START PAGE EXCERPT

Heidi Latsky’s thirty-five-year dance career began in Canada, continued with Bill T. Jones/Arnie Zane Dance Company, and culminated in 2001 when she founded Heidi Latsky Dance. A critically acclaimed, innovative, and influential leader in the physically integrated dance field, Latsky has toured internationally and presented at institutions such as American Dance Festival, Cooper Hewitt, the High Line, ICA Boston, Joyce Theater, the National Portrait Gallery, and the Whitney Museum. The company was featured at Lincoln Center’s 75th Anniversary of the Jerome Robbins Dance Division. Latsky’s keynote speeches have impacted audiences at APAP, Arts for All Abilities, Barnard College, the Chicago Humanities Festival, Harvard University, and the Maxine Green Institute. She has presented at TEDxWOMEN and a feature on her work, GIMP (2008), was nominated for an Emmy.

END PAGE EXCERPT
START SOURCE DATA

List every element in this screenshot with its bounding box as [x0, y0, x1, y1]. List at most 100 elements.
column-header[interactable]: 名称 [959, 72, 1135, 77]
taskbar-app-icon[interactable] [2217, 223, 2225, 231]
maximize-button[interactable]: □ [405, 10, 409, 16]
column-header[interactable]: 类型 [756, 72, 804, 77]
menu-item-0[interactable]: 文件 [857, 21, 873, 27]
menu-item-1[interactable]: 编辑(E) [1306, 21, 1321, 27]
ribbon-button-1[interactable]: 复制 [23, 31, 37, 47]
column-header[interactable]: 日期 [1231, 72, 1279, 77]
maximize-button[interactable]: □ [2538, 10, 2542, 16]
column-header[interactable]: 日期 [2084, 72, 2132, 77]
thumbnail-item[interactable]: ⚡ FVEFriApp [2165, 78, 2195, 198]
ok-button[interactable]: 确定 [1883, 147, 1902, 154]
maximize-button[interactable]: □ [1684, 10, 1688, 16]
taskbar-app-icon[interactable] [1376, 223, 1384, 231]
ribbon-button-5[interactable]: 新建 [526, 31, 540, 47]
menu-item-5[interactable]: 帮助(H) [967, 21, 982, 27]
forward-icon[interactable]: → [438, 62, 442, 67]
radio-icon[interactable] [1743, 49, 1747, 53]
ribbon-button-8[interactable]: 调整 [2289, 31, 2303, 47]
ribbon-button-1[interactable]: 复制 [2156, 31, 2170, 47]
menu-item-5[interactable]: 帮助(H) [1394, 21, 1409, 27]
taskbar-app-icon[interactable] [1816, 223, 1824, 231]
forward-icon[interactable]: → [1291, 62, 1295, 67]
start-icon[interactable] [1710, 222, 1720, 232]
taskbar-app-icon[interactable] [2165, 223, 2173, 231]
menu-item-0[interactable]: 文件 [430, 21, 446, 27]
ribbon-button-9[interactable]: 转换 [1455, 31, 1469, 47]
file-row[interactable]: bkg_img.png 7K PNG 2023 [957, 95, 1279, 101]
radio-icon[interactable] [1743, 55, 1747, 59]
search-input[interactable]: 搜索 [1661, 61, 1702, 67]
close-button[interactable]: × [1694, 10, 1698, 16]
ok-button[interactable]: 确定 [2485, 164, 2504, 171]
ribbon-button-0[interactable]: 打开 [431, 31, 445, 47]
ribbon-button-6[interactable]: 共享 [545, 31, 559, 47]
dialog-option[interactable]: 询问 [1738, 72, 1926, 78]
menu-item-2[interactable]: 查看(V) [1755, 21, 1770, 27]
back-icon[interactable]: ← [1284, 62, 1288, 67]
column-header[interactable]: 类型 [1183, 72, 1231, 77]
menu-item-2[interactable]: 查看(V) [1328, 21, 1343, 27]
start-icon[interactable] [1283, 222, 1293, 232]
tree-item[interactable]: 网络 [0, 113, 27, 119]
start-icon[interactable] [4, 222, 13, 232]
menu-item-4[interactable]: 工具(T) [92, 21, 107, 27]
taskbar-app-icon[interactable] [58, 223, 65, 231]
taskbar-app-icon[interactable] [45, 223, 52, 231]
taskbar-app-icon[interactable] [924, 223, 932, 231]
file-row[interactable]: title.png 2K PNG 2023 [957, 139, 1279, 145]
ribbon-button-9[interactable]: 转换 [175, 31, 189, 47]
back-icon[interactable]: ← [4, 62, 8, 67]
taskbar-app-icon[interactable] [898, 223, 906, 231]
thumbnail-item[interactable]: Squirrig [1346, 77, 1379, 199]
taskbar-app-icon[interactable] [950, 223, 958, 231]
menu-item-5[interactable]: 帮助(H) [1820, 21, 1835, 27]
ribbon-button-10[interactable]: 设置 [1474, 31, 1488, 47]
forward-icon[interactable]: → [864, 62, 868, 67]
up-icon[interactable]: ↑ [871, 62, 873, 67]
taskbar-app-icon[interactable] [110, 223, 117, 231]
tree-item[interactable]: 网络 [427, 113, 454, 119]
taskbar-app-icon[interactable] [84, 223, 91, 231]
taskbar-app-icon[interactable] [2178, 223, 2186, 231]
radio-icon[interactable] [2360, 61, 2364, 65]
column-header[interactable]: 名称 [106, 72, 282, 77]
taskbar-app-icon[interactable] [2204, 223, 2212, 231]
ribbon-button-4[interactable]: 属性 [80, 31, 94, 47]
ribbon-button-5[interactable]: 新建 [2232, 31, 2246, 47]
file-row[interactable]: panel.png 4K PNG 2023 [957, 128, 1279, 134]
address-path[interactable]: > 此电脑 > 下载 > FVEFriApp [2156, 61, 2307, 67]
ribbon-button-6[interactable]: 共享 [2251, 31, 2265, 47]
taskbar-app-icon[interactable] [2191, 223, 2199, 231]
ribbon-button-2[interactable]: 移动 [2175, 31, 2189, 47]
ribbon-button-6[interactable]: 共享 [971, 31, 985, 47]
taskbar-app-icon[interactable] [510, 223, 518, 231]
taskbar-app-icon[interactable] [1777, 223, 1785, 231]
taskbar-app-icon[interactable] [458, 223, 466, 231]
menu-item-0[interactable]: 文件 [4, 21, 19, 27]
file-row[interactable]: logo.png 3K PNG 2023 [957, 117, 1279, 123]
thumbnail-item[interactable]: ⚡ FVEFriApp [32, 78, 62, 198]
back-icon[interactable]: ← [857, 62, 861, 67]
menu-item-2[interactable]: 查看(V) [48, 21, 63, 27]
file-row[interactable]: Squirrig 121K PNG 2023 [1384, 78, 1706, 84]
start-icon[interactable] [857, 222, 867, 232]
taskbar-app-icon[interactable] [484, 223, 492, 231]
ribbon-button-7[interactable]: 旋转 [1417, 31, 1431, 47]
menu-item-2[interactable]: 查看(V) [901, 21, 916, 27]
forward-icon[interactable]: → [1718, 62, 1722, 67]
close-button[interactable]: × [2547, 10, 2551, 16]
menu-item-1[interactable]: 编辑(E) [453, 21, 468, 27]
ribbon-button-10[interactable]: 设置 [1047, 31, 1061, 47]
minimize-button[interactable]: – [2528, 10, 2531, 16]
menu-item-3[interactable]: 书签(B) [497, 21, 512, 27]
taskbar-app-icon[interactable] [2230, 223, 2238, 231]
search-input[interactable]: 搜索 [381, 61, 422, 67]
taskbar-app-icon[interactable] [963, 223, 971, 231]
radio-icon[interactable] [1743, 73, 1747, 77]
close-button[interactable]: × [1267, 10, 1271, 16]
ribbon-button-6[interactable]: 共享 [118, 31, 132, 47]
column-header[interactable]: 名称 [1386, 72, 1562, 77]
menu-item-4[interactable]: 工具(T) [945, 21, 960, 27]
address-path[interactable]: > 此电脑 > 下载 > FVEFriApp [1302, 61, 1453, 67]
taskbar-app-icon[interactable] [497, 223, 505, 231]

END SOURCE DATA

WHAT YOU HAVE TO DO:
From the page excerpt about Heidi Latsky's dance career, extract the stretch from "Heidi Latsky’s thirty-five-year" through "for an Emmy." and copy it word for word.

ANSWER TO THIS EXERCISE:
Heidi Latsky’s thirty-five-year dance career began in Canada, continued with Bill T. Jones/Arnie Zane Dance Company, and culminated in 2001 when she founded Heidi Latsky Dance. A critically acclaimed, innovative, and influential leader in the physically integrated dance field, Latsky has toured internationally and presented at institutions such as American Dance Festival, Cooper Hewitt, the High Line, ICA Boston, Joyce Theater, the National Portrait Gallery, and the Whitney Museum. The company was featured at Lincoln Center’s 75th Anniversary of the Jerome Robbins Dance Division. Latsky’s keynote speeches have impacted audiences at APAP, Arts for All Abilities, Barnard College, the Chicago Humanities Festival, Harvard University, and the Maxine Green Institute. She has presented at TEDxWOMEN and a feature on her work, GIMP (2008), was nominated for an Emmy.